Exercise goal: Repeat the data below exactly, dropping any pictures it holds.
═══ Exercise inputs
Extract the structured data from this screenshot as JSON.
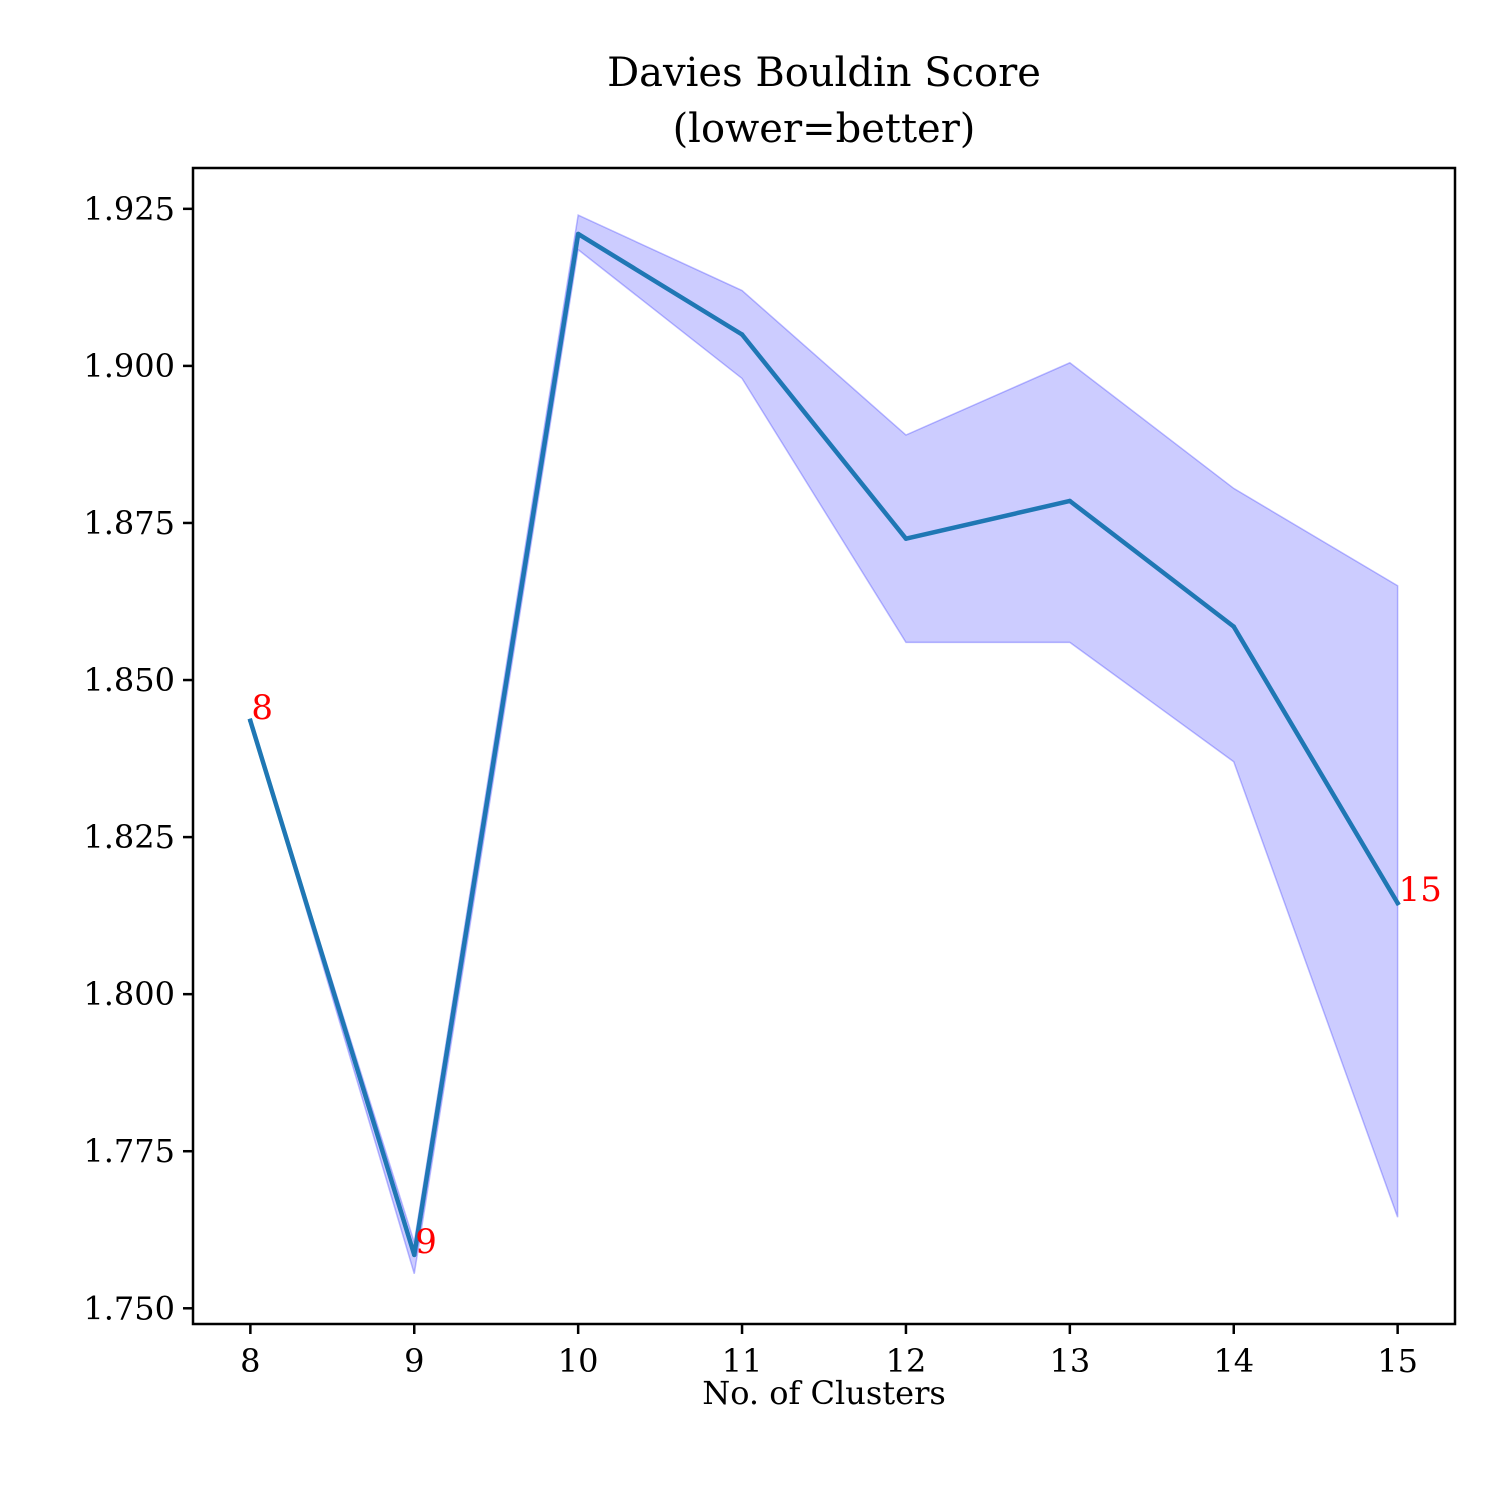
{
  "chart_data": {
    "type": "line",
    "title": "Davies Bouldin Score\n(lower=better)",
    "title_lines": [
      "Davies Bouldin Score",
      "(lower=better)"
    ],
    "xlabel": "No. of Clusters",
    "ylabel": "",
    "x": [
      8,
      9,
      10,
      11,
      12,
      13,
      14,
      15
    ],
    "xlim": [
      7.65,
      15.35
    ],
    "ylim": [
      1.7475,
      1.9315
    ],
    "x_ticks": [
      8,
      9,
      10,
      11,
      12,
      13,
      14,
      15
    ],
    "x_tick_labels": [
      "8",
      "9",
      "10",
      "11",
      "12",
      "13",
      "14",
      "15"
    ],
    "y_ticks": [
      1.75,
      1.775,
      1.8,
      1.825,
      1.85,
      1.875,
      1.9,
      1.925
    ],
    "y_tick_labels": [
      "1.750",
      "1.775",
      "1.800",
      "1.825",
      "1.850",
      "1.875",
      "1.900",
      "1.925"
    ],
    "grid": false,
    "series": [
      {
        "values": [
          1.8435,
          1.7585,
          1.921,
          1.905,
          1.8725,
          1.8785,
          1.8585,
          1.8145
        ],
        "color": "#1f77b4"
      }
    ],
    "band": {
      "lower": [
        1.8435,
        1.7555,
        1.9185,
        1.898,
        1.856,
        1.856,
        1.837,
        1.7645
      ],
      "upper": [
        1.8435,
        1.7605,
        1.924,
        1.912,
        1.889,
        1.9005,
        1.8805,
        1.865
      ],
      "fill_color": "#0000ff",
      "fill_opacity": 0.2
    },
    "annotations": [
      {
        "text": "8",
        "x": 8,
        "y": 1.8435,
        "color": "#ff0000"
      },
      {
        "text": "9",
        "x": 9,
        "y": 1.7585,
        "color": "#ff0000"
      },
      {
        "text": "15",
        "x": 15,
        "y": 1.8145,
        "color": "#ff0000"
      }
    ]
  }
}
══════
Task response:
Extract the structured data from this screenshot as JSON.
{
  "chart_data": {
    "type": "line",
    "title": "Davies Bouldin Score\n(lower=better)",
    "title_lines": [
      "Davies Bouldin Score",
      "(lower=better)"
    ],
    "xlabel": "No. of Clusters",
    "ylabel": "",
    "x": [
      8,
      9,
      10,
      11,
      12,
      13,
      14,
      15
    ],
    "xlim": [
      7.65,
      15.35
    ],
    "ylim": [
      1.7475,
      1.9315
    ],
    "x_ticks": [
      8,
      9,
      10,
      11,
      12,
      13,
      14,
      15
    ],
    "x_tick_labels": [
      "8",
      "9",
      "10",
      "11",
      "12",
      "13",
      "14",
      "15"
    ],
    "y_ticks": [
      1.75,
      1.775,
      1.8,
      1.825,
      1.85,
      1.875,
      1.9,
      1.925
    ],
    "y_tick_labels": [
      "1.750",
      "1.775",
      "1.800",
      "1.825",
      "1.850",
      "1.875",
      "1.900",
      "1.925"
    ],
    "grid": false,
    "series": [
      {
        "values": [
          1.8435,
          1.7585,
          1.921,
          1.905,
          1.8725,
          1.8785,
          1.8585,
          1.8145
        ],
        "color": "#1f77b4"
      }
    ],
    "band": {
      "lower": [
        1.8435,
        1.7555,
        1.9185,
        1.898,
        1.856,
        1.856,
        1.837,
        1.7645
      ],
      "upper": [
        1.8435,
        1.7605,
        1.924,
        1.912,
        1.889,
        1.9005,
        1.8805,
        1.865
      ],
      "fill_color": "#0000ff",
      "fill_opacity": 0.2
    },
    "annotations": [
      {
        "text": "8",
        "x": 8,
        "y": 1.8435,
        "color": "#ff0000"
      },
      {
        "text": "9",
        "x": 9,
        "y": 1.7585,
        "color": "#ff0000"
      },
      {
        "text": "15",
        "x": 15,
        "y": 1.8145,
        "color": "#ff0000"
      }
    ]
  }
}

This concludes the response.